Set task: Pull every line holding the string "group" from the records below.

Information supplied:
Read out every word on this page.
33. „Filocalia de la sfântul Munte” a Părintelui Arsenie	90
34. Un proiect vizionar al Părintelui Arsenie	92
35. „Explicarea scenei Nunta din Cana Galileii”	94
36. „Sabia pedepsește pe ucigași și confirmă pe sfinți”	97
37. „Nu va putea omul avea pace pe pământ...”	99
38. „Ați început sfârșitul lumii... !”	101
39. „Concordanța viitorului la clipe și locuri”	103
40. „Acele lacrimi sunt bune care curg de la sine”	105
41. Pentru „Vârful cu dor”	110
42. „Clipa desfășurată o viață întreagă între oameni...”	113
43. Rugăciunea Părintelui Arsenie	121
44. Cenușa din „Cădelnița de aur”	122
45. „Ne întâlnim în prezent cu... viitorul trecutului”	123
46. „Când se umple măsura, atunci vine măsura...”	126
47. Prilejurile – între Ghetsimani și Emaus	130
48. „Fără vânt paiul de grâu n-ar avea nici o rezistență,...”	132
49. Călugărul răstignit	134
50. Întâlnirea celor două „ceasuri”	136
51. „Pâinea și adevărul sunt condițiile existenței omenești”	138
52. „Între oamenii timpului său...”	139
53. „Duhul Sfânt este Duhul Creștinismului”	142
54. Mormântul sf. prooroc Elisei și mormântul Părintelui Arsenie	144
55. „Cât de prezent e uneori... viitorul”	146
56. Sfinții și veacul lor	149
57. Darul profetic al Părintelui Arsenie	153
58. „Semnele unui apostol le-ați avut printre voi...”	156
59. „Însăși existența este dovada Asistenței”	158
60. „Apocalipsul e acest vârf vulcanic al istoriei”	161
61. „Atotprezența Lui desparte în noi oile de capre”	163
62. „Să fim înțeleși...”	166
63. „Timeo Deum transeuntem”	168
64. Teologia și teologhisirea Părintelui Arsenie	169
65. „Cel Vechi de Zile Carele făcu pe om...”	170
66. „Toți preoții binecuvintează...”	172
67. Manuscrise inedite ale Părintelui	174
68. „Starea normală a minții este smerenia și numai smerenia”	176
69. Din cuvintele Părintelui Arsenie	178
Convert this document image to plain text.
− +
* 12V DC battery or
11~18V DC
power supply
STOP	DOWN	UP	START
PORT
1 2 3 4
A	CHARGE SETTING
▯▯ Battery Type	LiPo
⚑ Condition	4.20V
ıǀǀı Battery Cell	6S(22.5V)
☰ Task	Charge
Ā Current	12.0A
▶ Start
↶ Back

* * *

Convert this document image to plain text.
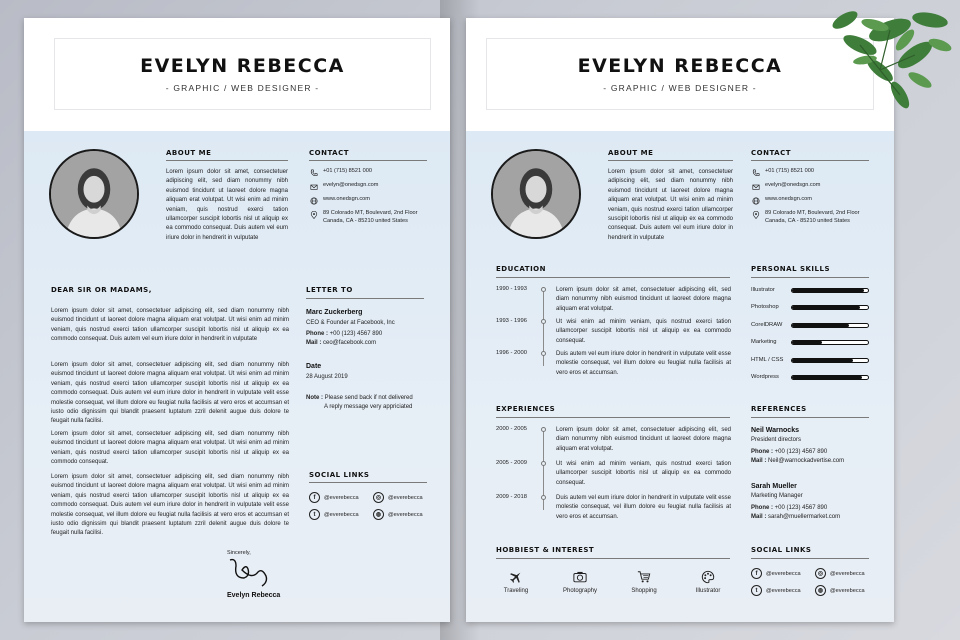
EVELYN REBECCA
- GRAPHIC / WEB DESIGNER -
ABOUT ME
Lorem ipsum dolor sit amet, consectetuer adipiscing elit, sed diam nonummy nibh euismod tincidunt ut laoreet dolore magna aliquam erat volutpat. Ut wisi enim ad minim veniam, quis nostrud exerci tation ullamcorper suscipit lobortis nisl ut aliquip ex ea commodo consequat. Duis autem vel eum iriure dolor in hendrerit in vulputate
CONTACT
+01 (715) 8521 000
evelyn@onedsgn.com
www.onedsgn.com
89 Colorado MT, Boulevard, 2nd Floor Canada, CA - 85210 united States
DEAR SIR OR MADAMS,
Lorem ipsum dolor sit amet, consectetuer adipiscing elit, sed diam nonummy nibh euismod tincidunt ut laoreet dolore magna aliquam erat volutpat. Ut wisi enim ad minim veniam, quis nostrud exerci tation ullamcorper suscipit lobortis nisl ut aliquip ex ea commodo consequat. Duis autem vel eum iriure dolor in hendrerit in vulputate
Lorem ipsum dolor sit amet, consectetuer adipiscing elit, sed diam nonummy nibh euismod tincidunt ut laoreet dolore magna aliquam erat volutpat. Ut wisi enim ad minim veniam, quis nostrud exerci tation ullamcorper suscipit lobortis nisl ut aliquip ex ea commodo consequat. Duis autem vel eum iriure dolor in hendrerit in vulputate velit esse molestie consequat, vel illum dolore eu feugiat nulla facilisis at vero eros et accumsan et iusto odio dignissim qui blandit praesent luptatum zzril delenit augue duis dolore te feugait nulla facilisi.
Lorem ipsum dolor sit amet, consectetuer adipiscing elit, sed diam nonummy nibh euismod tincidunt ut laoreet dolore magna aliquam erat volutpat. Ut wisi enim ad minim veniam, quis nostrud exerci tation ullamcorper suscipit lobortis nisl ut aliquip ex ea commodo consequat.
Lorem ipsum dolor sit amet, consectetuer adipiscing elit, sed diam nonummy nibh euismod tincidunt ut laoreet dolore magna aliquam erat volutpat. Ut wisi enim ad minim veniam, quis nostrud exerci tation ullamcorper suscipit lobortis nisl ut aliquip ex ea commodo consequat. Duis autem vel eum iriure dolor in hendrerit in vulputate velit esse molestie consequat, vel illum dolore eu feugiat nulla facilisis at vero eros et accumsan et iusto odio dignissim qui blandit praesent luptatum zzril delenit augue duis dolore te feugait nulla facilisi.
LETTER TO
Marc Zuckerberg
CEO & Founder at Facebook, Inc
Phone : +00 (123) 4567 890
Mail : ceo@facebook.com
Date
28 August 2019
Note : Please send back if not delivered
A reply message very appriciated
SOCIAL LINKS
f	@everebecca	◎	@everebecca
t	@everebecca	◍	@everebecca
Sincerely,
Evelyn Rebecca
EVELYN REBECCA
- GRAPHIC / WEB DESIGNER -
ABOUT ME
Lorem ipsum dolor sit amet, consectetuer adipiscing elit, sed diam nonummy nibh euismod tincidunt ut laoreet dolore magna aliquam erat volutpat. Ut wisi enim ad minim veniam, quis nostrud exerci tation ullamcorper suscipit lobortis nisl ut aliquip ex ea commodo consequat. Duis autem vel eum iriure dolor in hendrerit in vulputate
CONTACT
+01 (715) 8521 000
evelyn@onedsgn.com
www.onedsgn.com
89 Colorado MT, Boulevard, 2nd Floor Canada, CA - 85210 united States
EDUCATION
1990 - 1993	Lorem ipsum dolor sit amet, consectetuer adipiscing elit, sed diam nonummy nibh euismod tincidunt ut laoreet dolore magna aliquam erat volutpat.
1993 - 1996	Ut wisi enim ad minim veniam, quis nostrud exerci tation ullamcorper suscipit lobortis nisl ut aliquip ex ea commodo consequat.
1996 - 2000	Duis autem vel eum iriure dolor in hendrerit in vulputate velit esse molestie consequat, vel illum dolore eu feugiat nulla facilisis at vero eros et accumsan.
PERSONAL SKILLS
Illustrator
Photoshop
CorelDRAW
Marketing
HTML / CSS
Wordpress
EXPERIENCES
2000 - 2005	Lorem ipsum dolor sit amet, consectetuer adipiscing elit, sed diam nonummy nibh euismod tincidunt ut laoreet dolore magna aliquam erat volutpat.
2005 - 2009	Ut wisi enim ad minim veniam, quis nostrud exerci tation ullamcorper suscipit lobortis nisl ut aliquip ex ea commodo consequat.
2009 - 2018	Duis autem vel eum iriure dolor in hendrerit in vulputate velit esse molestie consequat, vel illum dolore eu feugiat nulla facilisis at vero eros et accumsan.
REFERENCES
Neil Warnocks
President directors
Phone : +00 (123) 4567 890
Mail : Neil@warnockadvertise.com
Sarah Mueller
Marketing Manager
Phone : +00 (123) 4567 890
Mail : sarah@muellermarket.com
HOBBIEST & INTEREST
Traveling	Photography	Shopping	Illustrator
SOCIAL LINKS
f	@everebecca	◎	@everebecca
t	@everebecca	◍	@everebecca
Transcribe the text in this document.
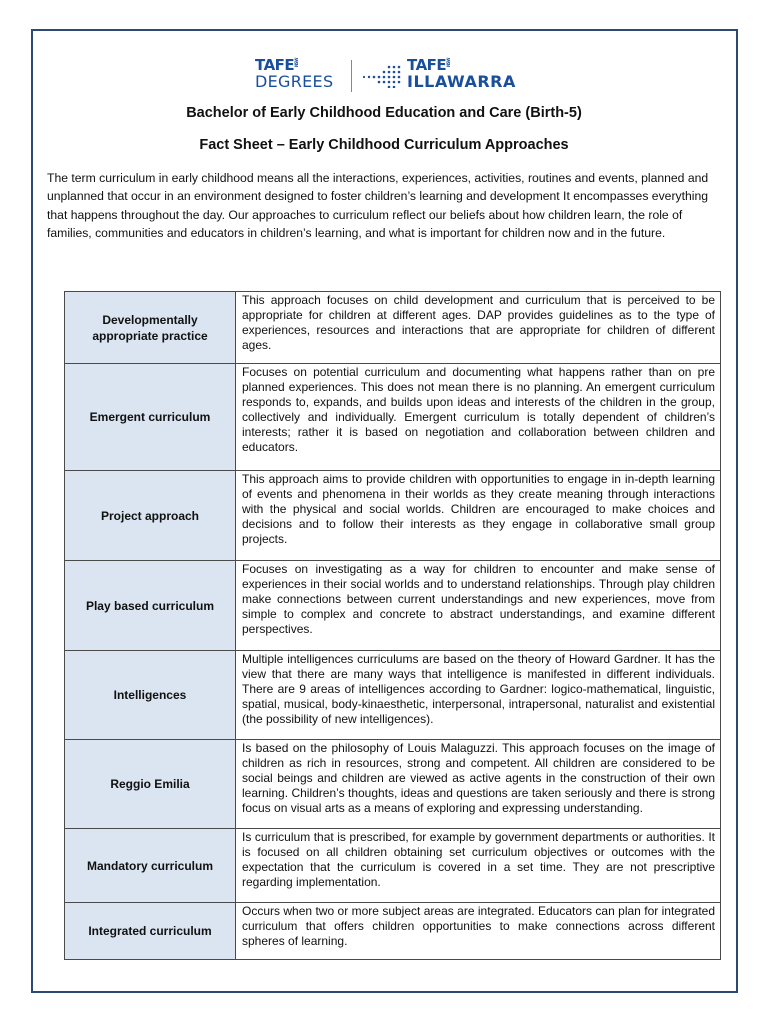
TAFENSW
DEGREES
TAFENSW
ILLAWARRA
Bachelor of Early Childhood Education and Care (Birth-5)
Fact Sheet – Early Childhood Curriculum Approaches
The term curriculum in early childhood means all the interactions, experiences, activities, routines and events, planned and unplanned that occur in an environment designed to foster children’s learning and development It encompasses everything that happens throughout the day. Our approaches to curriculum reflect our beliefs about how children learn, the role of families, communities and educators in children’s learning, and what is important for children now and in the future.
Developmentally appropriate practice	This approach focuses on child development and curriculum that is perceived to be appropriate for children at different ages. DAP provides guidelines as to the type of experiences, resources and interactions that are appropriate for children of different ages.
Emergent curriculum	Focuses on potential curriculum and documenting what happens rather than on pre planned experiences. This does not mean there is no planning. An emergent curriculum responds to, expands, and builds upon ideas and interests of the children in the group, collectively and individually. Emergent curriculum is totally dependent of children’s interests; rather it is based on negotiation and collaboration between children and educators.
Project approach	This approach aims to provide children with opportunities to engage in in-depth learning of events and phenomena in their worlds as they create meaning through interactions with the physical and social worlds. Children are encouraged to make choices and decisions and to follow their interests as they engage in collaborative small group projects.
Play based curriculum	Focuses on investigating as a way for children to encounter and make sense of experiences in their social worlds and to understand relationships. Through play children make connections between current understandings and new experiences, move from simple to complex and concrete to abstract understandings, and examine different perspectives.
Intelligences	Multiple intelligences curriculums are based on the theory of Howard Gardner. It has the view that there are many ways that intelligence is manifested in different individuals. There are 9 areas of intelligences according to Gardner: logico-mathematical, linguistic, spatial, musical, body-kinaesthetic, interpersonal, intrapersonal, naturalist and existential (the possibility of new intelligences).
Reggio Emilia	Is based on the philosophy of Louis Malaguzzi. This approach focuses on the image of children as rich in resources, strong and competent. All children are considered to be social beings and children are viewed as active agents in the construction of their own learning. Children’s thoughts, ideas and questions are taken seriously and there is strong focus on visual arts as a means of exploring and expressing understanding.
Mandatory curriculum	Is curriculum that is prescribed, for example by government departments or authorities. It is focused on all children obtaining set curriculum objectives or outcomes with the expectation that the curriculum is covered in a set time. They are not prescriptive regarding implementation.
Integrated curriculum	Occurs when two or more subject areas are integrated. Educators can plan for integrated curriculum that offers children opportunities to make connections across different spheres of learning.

* * *

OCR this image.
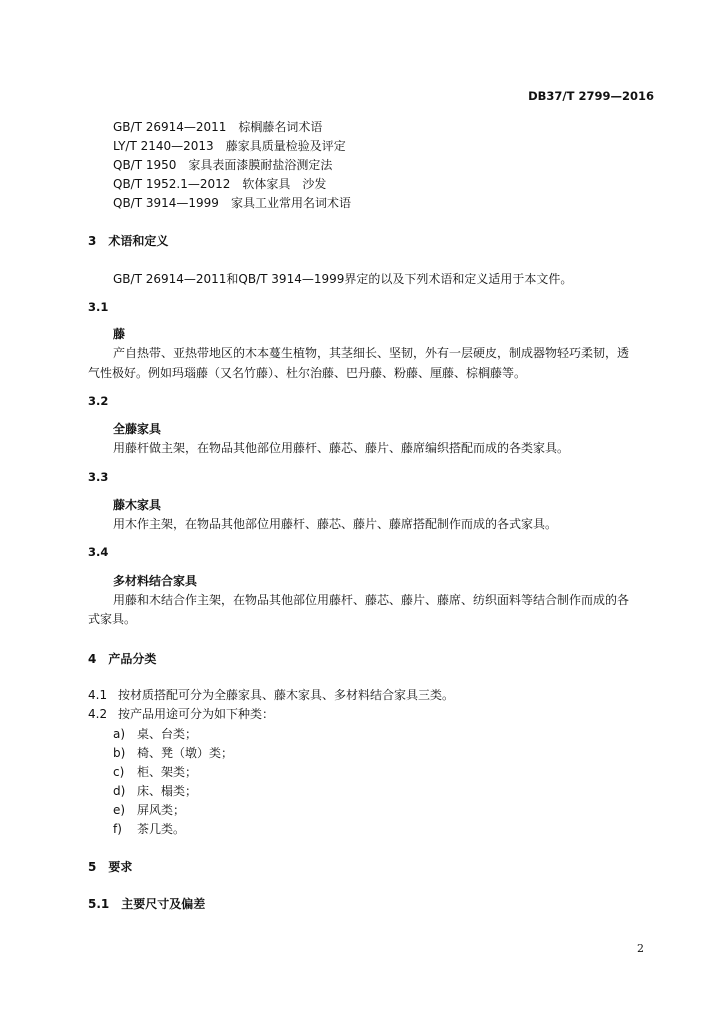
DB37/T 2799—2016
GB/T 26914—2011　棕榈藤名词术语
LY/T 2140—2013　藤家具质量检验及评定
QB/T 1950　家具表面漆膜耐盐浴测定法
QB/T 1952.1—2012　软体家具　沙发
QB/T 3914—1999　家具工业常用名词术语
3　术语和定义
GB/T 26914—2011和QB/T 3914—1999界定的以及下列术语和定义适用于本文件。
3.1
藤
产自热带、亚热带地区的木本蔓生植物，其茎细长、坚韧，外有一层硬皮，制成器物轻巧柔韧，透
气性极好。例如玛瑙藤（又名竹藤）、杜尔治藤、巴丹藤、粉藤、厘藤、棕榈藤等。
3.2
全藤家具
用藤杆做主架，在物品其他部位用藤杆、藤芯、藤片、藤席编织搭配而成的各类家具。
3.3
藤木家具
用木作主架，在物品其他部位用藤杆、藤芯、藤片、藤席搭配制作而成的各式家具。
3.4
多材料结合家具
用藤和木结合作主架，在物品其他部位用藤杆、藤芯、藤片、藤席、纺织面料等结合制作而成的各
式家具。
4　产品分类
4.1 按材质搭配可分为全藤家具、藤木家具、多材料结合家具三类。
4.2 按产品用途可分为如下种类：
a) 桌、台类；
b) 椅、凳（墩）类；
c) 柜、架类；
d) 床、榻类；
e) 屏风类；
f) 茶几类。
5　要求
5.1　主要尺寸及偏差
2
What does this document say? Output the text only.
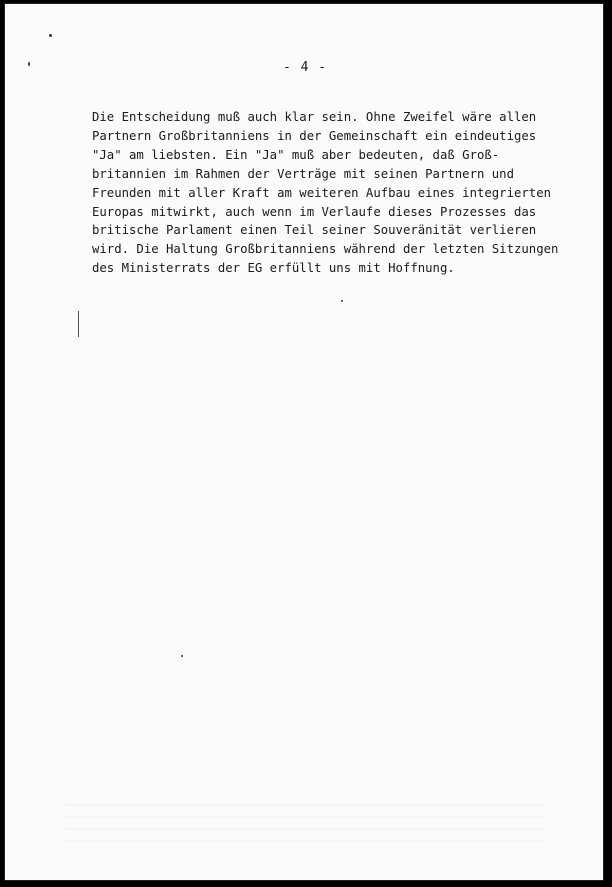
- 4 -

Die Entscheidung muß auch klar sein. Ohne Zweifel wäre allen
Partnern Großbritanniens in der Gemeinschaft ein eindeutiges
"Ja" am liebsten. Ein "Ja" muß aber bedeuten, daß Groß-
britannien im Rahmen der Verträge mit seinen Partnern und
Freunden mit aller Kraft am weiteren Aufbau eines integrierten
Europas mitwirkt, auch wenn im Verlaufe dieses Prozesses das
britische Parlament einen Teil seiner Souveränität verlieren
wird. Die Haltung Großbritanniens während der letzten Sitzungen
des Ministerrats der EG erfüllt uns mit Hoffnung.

Solution:
Emergent curriculum	Focuses on potential curriculum and documenting what happens rather than on pre planned experiences. This does not mean there is no planning. An emergent curriculum responds to, expands, and builds upon ideas and interests of the children in the group, collectively and individually. Emergent curriculum is totally dependent of children’s interests; rather it is based on negotiation and collaboration between children and educators.
Project approach	This approach aims to provide children with opportunities to engage in in-depth learning of events and phenomena in their worlds as they create meaning through interactions with the physical and social worlds. Children are encouraged to make choices and decisions and to follow their interests as they engage in collaborative small group projects.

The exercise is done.